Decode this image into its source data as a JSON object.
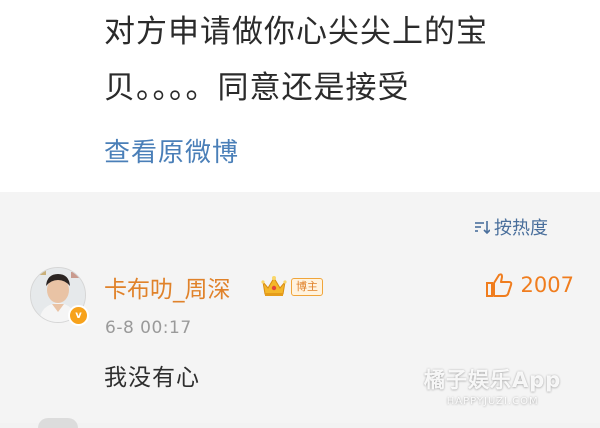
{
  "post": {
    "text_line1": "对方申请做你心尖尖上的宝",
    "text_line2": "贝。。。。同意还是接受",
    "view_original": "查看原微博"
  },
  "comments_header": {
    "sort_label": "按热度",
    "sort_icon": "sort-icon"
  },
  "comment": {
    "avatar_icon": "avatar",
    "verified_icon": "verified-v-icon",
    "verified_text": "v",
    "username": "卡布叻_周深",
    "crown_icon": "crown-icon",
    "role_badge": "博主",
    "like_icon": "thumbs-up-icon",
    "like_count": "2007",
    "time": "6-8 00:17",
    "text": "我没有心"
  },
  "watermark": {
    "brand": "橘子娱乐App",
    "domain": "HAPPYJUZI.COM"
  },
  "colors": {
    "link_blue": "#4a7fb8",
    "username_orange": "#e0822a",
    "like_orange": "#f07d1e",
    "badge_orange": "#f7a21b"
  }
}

What you will do
Omit the pictures and reproduce the listing exactly.

Solution below
Decode this image into its source data as a JSON object.
{
  "post": {
    "text_line1": "对方申请做你心尖尖上的宝",
    "text_line2": "贝。。。。同意还是接受",
    "view_original": "查看原微博"
  },
  "comments_header": {
    "sort_label": "按热度",
    "sort_icon": "sort-icon"
  },
  "comment": {
    "avatar_icon": "avatar",
    "verified_icon": "verified-v-icon",
    "verified_text": "v",
    "username": "卡布叻_周深",
    "crown_icon": "crown-icon",
    "role_badge": "博主",
    "like_icon": "thumbs-up-icon",
    "like_count": "2007",
    "time": "6-8 00:17",
    "text": "我没有心"
  },
  "watermark": {
    "brand": "橘子娱乐App",
    "domain": "HAPPYJUZI.COM"
  },
  "colors": {
    "link_blue": "#4a7fb8",
    "username_orange": "#e0822a",
    "like_orange": "#f07d1e",
    "badge_orange": "#f7a21b"
  }
}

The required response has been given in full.